══ DATA SHOWN
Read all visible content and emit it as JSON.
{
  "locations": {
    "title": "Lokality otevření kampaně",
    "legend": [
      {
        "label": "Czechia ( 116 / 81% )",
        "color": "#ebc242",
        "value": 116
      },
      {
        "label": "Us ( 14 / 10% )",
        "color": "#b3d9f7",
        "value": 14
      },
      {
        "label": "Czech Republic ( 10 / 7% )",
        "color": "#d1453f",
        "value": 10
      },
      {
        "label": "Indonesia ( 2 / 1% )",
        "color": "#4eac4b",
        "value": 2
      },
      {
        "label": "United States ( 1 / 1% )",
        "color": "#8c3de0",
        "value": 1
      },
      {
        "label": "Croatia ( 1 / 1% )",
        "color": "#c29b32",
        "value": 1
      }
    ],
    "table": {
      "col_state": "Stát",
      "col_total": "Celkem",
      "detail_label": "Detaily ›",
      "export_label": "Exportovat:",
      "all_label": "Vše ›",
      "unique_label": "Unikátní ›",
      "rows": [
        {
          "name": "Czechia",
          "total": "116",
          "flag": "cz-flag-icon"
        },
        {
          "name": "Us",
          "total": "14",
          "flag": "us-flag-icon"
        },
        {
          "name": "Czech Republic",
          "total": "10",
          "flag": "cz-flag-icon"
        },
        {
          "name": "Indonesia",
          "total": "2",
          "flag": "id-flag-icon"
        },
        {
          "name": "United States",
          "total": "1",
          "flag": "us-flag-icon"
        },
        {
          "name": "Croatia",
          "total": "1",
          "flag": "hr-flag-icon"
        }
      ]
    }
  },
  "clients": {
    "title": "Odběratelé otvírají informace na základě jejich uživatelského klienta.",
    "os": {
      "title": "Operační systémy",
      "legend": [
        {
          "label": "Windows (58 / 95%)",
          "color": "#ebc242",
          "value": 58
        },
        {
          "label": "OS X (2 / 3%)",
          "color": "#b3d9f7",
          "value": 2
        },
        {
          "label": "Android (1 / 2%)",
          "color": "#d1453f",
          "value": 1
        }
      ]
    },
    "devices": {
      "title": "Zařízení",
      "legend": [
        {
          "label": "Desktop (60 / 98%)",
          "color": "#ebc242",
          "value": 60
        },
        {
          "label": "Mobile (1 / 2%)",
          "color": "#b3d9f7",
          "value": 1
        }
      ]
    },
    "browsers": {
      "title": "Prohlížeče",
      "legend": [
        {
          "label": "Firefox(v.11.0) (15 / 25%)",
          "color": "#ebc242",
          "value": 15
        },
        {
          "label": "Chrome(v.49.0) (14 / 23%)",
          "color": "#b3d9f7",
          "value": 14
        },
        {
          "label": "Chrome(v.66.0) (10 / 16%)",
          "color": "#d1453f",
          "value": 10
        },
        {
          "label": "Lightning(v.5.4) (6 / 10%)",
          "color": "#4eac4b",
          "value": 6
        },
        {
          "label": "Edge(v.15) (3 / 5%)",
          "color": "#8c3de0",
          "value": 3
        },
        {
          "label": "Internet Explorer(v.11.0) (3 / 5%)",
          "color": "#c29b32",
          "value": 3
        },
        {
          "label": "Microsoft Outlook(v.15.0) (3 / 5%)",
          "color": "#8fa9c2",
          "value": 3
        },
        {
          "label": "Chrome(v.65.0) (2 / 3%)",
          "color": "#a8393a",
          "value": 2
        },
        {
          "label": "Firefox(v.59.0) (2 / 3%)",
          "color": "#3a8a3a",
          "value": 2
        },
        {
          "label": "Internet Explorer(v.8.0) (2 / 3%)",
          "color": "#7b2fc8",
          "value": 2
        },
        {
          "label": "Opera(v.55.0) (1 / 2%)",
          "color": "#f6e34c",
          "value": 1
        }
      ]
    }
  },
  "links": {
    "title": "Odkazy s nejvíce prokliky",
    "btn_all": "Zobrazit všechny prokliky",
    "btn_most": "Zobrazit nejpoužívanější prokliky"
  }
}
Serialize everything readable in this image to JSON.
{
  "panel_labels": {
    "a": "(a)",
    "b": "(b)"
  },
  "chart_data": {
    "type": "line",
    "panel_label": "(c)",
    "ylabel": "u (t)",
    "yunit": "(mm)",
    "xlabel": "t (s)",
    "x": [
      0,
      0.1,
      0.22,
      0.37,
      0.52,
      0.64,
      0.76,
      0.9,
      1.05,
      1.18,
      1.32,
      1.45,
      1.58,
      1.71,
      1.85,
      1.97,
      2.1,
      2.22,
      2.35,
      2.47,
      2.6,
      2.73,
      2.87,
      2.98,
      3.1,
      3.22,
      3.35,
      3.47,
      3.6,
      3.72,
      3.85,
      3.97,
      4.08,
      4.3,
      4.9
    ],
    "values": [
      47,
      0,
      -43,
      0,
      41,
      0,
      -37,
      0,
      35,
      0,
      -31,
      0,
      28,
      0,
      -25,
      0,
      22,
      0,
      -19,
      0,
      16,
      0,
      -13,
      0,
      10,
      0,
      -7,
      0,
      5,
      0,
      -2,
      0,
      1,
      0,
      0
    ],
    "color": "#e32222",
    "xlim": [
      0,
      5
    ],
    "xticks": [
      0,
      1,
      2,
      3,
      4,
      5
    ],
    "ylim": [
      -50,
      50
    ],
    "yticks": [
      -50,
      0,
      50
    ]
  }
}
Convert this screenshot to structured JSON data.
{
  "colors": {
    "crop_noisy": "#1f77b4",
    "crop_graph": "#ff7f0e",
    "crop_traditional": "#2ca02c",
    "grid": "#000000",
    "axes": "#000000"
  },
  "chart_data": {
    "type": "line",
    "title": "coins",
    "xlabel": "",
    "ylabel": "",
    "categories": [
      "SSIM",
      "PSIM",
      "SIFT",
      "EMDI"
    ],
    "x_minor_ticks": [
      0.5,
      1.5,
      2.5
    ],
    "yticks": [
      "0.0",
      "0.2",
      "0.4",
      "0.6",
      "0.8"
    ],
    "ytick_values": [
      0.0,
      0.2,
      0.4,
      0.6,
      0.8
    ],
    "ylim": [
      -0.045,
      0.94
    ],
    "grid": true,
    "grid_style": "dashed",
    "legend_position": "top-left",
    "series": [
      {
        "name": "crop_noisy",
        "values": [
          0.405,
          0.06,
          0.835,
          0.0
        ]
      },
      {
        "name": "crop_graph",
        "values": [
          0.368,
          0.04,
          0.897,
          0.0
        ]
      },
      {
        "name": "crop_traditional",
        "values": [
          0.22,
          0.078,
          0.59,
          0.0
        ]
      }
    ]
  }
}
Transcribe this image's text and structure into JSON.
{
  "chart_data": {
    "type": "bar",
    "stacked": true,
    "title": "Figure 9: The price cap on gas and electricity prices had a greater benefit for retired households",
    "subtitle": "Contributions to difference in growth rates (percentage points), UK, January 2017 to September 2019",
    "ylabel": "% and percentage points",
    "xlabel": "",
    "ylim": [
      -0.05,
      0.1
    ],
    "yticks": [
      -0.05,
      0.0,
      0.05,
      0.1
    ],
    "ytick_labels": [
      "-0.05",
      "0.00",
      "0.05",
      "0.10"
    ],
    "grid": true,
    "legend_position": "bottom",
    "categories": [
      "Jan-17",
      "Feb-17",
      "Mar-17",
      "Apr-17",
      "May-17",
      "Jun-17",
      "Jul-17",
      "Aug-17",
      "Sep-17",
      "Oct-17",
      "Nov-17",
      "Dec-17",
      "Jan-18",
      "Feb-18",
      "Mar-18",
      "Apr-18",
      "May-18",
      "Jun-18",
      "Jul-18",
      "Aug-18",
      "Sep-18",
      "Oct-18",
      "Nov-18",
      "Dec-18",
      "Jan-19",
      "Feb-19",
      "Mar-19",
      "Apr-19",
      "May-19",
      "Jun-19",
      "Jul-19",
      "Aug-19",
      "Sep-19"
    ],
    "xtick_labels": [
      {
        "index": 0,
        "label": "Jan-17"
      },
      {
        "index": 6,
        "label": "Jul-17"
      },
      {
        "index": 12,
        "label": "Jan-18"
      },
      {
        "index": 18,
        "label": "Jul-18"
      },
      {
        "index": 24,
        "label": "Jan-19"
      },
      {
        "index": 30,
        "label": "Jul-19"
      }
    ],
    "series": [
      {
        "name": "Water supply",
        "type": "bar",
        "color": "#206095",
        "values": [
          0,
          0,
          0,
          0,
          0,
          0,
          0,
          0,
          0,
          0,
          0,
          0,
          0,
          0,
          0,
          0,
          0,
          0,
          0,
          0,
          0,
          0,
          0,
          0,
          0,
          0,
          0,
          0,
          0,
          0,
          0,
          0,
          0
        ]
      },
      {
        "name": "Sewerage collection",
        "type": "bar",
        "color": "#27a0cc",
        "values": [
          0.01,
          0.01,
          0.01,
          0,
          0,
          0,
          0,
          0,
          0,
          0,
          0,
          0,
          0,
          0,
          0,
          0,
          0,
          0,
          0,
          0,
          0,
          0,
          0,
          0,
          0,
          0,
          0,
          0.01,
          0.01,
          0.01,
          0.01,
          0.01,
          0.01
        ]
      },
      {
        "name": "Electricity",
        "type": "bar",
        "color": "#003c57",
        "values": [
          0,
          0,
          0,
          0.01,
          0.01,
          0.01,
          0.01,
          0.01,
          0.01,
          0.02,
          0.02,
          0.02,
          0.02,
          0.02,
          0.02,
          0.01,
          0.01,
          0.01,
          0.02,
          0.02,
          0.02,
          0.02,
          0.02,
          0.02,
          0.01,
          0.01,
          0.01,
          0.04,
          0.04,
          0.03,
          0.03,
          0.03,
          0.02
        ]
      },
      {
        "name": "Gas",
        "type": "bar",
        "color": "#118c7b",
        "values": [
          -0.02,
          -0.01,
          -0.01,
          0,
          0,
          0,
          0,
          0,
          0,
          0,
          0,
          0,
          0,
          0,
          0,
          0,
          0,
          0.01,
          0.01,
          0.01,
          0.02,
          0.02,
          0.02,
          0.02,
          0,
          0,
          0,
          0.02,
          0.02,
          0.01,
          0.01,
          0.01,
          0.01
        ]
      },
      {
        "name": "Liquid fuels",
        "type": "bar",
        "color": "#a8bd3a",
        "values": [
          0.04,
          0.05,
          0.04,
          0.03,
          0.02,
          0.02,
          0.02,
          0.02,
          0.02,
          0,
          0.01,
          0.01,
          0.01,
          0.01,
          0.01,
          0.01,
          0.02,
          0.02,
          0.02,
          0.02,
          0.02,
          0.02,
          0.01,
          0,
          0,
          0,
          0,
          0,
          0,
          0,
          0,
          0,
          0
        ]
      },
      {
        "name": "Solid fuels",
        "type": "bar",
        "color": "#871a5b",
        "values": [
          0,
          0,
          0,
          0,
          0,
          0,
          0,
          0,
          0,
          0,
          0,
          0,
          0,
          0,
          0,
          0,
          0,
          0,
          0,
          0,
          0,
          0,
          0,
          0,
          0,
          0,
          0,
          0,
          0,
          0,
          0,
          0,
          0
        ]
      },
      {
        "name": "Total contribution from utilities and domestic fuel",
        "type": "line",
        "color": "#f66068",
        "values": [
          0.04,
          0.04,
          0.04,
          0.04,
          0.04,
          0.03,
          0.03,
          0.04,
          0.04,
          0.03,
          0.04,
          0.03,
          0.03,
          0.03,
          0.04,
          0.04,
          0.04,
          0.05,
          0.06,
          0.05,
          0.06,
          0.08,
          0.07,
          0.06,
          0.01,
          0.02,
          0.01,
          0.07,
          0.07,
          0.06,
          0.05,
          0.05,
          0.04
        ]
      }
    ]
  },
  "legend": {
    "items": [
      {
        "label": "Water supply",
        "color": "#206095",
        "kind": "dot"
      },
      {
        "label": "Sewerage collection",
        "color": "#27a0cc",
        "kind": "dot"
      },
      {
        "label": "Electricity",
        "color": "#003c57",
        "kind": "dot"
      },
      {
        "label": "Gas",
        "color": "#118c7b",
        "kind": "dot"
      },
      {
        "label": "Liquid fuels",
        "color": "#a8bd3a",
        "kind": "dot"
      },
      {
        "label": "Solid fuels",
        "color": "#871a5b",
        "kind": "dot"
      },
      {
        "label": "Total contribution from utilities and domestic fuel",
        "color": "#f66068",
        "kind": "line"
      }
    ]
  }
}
════
- **STATED TASK**: Gather all lines from the records above in which "domestic" appears.

- **FINISHED EXERCISE**:
        "name": "Total contribution from utilities and domestic fuel",
        "label": "Total contribution from utilities and domestic fuel",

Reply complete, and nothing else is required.